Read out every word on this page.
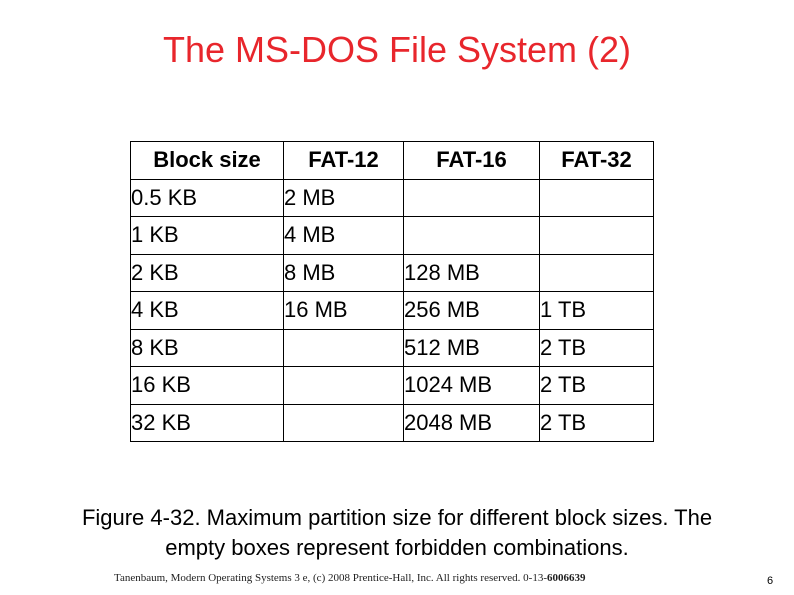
The MS-DOS File System (2)
Block size	FAT-12	FAT-16	FAT-32
0.5 KB	2 MB		
1 KB	4 MB		
2 KB	8 MB	128 MB	
4 KB	16 MB	256 MB	1 TB
8 KB		512 MB	2 TB
16 KB		1024 MB	2 TB
32 KB		2048 MB	2 TB
Figure 4-32. Maximum partition size for different block sizes. The
empty boxes represent forbidden combinations.
Tanenbaum, Modern Operating Systems 3 e, (c) 2008 Prentice-Hall, Inc. All rights reserved. 0-13-6006639	6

Problem statement:
Print the whole listing above once more, word for word, without its pictures.

Response:
Read out every word on this page.
The MS-DOS File System (2)
Block size	FAT-12	FAT-16	FAT-32
0.5 KB	2 MB		
1 KB	4 MB		
2 KB	8 MB	128 MB	
4 KB	16 MB	256 MB	1 TB
8 KB		512 MB	2 TB
16 KB		1024 MB	2 TB
32 KB		2048 MB	2 TB
Figure 4-32. Maximum partition size for different block sizes. The
empty boxes represent forbidden combinations.
Tanenbaum, Modern Operating Systems 3 e, (c) 2008 Prentice-Hall, Inc. All rights reserved. 0-13-6006639	6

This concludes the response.